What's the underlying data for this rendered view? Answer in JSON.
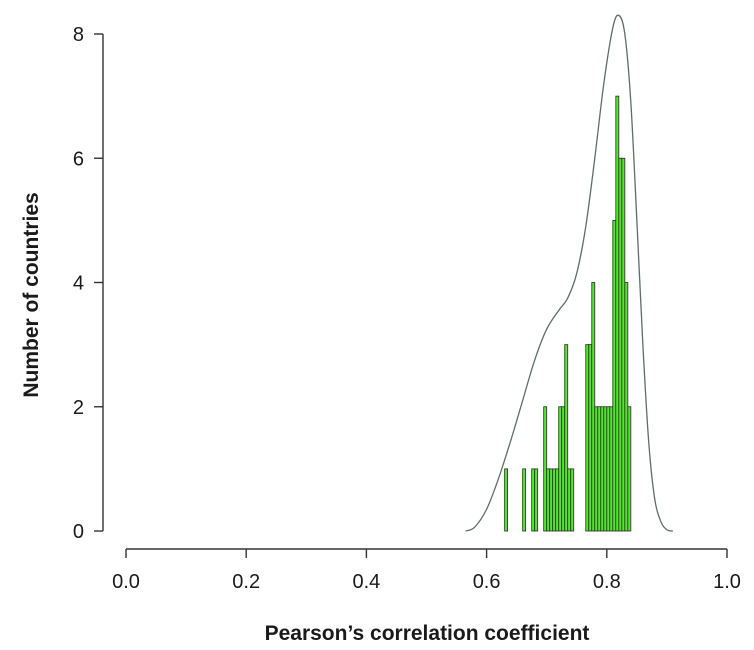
{
  "chart_data": {
    "type": "bar",
    "title": "",
    "xlabel": "Pearson’s correlation coefficient",
    "ylabel": "Number of countries",
    "xlim": [
      0.0,
      1.0
    ],
    "ylim": [
      0,
      8
    ],
    "xticks": [
      "0.0",
      "0.2",
      "0.4",
      "0.6",
      "0.8",
      "1.0"
    ],
    "yticks": [
      "0",
      "2",
      "4",
      "6",
      "8"
    ],
    "bin_width": 0.005,
    "bins": [
      {
        "x0": 0.63,
        "count": 1
      },
      {
        "x0": 0.66,
        "count": 1
      },
      {
        "x0": 0.675,
        "count": 1
      },
      {
        "x0": 0.68,
        "count": 1
      },
      {
        "x0": 0.695,
        "count": 2
      },
      {
        "x0": 0.7,
        "count": 1
      },
      {
        "x0": 0.705,
        "count": 1
      },
      {
        "x0": 0.71,
        "count": 1
      },
      {
        "x0": 0.715,
        "count": 1
      },
      {
        "x0": 0.72,
        "count": 2
      },
      {
        "x0": 0.725,
        "count": 2
      },
      {
        "x0": 0.73,
        "count": 3
      },
      {
        "x0": 0.735,
        "count": 1
      },
      {
        "x0": 0.74,
        "count": 1
      },
      {
        "x0": 0.765,
        "count": 3
      },
      {
        "x0": 0.77,
        "count": 3
      },
      {
        "x0": 0.775,
        "count": 4
      },
      {
        "x0": 0.78,
        "count": 2
      },
      {
        "x0": 0.785,
        "count": 2
      },
      {
        "x0": 0.79,
        "count": 2
      },
      {
        "x0": 0.795,
        "count": 2
      },
      {
        "x0": 0.8,
        "count": 2
      },
      {
        "x0": 0.805,
        "count": 2
      },
      {
        "x0": 0.81,
        "count": 5
      },
      {
        "x0": 0.815,
        "count": 7
      },
      {
        "x0": 0.82,
        "count": 6
      },
      {
        "x0": 0.825,
        "count": 6
      },
      {
        "x0": 0.83,
        "count": 4
      },
      {
        "x0": 0.835,
        "count": 2
      }
    ],
    "density_curve": [
      [
        0.565,
        0.0
      ],
      [
        0.58,
        0.06
      ],
      [
        0.6,
        0.35
      ],
      [
        0.62,
        0.85
      ],
      [
        0.64,
        1.45
      ],
      [
        0.66,
        2.1
      ],
      [
        0.68,
        2.75
      ],
      [
        0.7,
        3.25
      ],
      [
        0.72,
        3.55
      ],
      [
        0.735,
        3.75
      ],
      [
        0.75,
        4.15
      ],
      [
        0.765,
        4.9
      ],
      [
        0.78,
        6.0
      ],
      [
        0.795,
        7.2
      ],
      [
        0.81,
        8.1
      ],
      [
        0.82,
        8.3
      ],
      [
        0.83,
        8.0
      ],
      [
        0.84,
        6.9
      ],
      [
        0.85,
        5.0
      ],
      [
        0.86,
        3.0
      ],
      [
        0.87,
        1.4
      ],
      [
        0.88,
        0.5
      ],
      [
        0.89,
        0.15
      ],
      [
        0.9,
        0.02
      ],
      [
        0.91,
        0.0
      ]
    ],
    "colors": {
      "bar_fill": "#52e82c",
      "bar_stroke": "#2b2b2b",
      "curve": "#5d6e66",
      "axis": "#333333"
    }
  }
}
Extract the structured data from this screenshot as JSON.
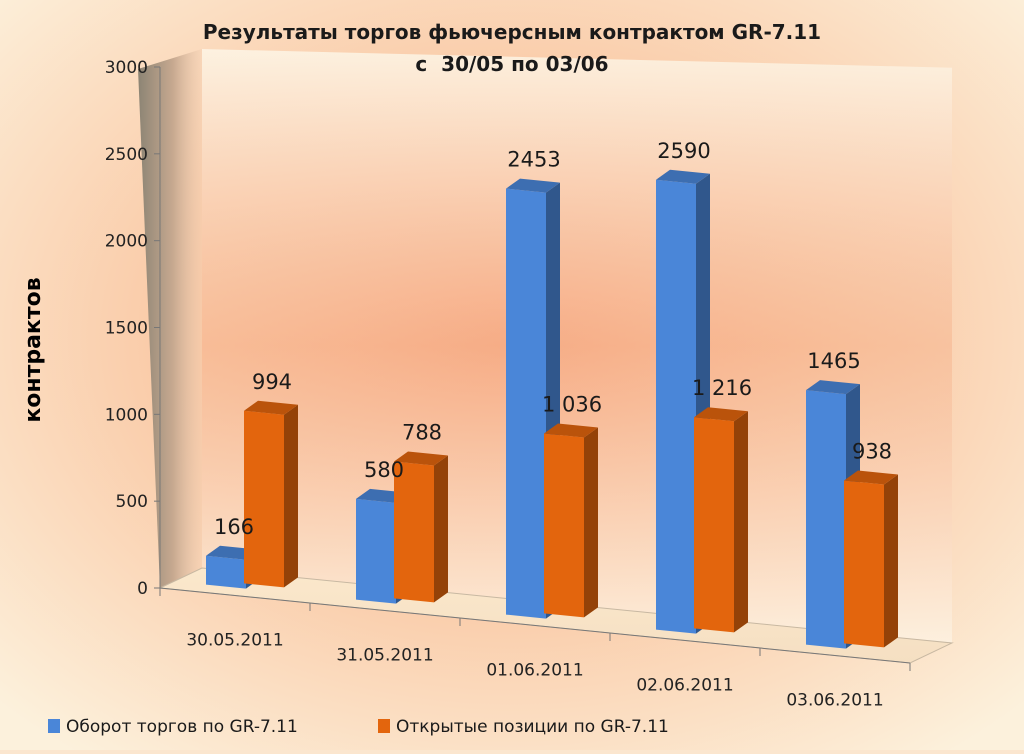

# # # #

PROBLEM TO WORK ON
Copy the material above exactly and drop the pictures.

THE REPLY
What's the underlying data for this rendered view? Answer in JSON.
{
  "chart_data": {
    "type": "bar",
    "title": "",
    "xlabel": "Pearson’s correlation coefficient",
    "ylabel": "Number of countries",
    "xlim": [
      0.0,
      1.0
    ],
    "ylim": [
      0,
      8
    ],
    "xticks": [
      "0.0",
      "0.2",
      "0.4",
      "0.6",
      "0.8",
      "1.0"
    ],
    "yticks": [
      "0",
      "2",
      "4",
      "6",
      "8"
    ],
    "bin_width": 0.005,
    "bins": [
      {
        "x0": 0.63,
        "count": 1
      },
      {
        "x0": 0.66,
        "count": 1
      },
      {
        "x0": 0.675,
        "count": 1
      },
      {
        "x0": 0.68,
        "count": 1
      },
      {
        "x0": 0.695,
        "count": 2
      },
      {
        "x0": 0.7,
        "count": 1
      },
      {
        "x0": 0.705,
        "count": 1
      },
      {
        "x0": 0.71,
        "count": 1
      },
      {
        "x0": 0.715,
        "count": 1
      },
      {
        "x0": 0.72,
        "count": 2
      },
      {
        "x0": 0.725,
        "count": 2
      },
      {
        "x0": 0.73,
        "count": 3
      },
      {
        "x0": 0.735,
        "count": 1
      },
      {
        "x0": 0.74,
        "count": 1
      },
      {
        "x0": 0.765,
        "count": 3
      },
      {
        "x0": 0.77,
        "count": 3
      },
      {
        "x0": 0.775,
        "count": 4
      },
      {
        "x0": 0.78,
        "count": 2
      },
      {
        "x0": 0.785,
        "count": 2
      },
      {
        "x0": 0.79,
        "count": 2
      },
      {
        "x0": 0.795,
        "count": 2
      },
      {
        "x0": 0.8,
        "count": 2
      },
      {
        "x0": 0.805,
        "count": 2
      },
      {
        "x0": 0.81,
        "count": 5
      },
      {
        "x0": 0.815,
        "count": 7
      },
      {
        "x0": 0.82,
        "count": 6
      },
      {
        "x0": 0.825,
        "count": 6
      },
      {
        "x0": 0.83,
        "count": 4
      },
      {
        "x0": 0.835,
        "count": 2
      }
    ],
    "density_curve": [
      [
        0.565,
        0.0
      ],
      [
        0.58,
        0.06
      ],
      [
        0.6,
        0.35
      ],
      [
        0.62,
        0.85
      ],
      [
        0.64,
        1.45
      ],
      [
        0.66,
        2.1
      ],
      [
        0.68,
        2.75
      ],
      [
        0.7,
        3.25
      ],
      [
        0.72,
        3.55
      ],
      [
        0.735,
        3.75
      ],
      [
        0.75,
        4.15
      ],
      [
        0.765,
        4.9
      ],
      [
        0.78,
        6.0
      ],
      [
        0.795,
        7.2
      ],
      [
        0.81,
        8.1
      ],
      [
        0.82,
        8.3
      ],
      [
        0.83,
        8.0
      ],
      [
        0.84,
        6.9
      ],
      [
        0.85,
        5.0
      ],
      [
        0.86,
        3.0
      ],
      [
        0.87,
        1.4
      ],
      [
        0.88,
        0.5
      ],
      [
        0.89,
        0.15
      ],
      [
        0.9,
        0.02
      ],
      [
        0.91,
        0.0
      ]
    ],
    "colors": {
      "bar_fill": "#52e82c",
      "bar_stroke": "#2b2b2b",
      "curve": "#5d6e66",
      "axis": "#333333"
    }
  }
}
Extract the structured data from this screenshot as JSON.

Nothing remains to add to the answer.